Collection entries:
● ● ● ● ● ● ●
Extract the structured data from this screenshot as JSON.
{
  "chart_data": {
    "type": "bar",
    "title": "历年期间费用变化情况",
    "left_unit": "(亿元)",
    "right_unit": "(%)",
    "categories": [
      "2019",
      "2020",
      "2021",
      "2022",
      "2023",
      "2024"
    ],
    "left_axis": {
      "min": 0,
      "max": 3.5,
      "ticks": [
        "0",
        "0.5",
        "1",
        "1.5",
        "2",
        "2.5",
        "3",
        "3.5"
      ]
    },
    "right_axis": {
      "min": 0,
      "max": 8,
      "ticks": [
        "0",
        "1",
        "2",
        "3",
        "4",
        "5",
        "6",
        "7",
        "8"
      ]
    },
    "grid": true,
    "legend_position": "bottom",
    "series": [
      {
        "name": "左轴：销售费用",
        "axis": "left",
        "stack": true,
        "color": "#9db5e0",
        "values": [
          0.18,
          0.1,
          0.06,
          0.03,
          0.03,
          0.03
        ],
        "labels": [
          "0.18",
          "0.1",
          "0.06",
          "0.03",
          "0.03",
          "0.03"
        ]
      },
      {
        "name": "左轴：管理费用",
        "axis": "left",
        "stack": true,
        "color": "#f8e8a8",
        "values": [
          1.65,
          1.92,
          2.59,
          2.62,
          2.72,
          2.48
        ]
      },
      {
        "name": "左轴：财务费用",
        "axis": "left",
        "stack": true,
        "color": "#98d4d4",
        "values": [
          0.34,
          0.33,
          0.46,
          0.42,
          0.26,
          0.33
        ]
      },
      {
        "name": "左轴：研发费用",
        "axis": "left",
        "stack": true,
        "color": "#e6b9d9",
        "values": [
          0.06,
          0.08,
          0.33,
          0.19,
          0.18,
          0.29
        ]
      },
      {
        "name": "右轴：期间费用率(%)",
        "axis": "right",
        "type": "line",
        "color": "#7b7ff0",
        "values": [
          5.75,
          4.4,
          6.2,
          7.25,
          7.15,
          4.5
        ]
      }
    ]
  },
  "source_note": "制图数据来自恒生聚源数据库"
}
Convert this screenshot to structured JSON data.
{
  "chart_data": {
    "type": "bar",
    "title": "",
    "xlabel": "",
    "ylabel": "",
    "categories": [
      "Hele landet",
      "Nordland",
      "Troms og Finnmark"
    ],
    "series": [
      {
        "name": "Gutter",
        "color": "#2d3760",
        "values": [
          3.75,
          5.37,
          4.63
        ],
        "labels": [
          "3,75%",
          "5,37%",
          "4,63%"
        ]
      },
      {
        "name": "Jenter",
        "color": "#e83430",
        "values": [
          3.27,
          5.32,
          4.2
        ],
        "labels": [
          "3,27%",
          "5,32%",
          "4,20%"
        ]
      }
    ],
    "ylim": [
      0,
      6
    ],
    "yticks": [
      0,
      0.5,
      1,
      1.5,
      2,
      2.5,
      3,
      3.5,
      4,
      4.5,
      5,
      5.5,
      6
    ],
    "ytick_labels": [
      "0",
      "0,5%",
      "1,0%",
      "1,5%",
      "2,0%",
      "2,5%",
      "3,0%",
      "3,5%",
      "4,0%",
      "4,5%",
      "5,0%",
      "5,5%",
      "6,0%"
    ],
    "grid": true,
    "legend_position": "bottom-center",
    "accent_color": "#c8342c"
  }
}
● ● ● ● ● ● ●
* _Task_: Read the entries and select each line where the word "name" is found.

* _Task output_:
        "name": "左轴：销售费用",
        "name": "左轴：管理费用",
        "name": "左轴：财务费用",
        "name": "左轴：研发费用",
        "name": "右轴：期间费用率(%)",
        "name": "Gutter",
        "name": "Jenter",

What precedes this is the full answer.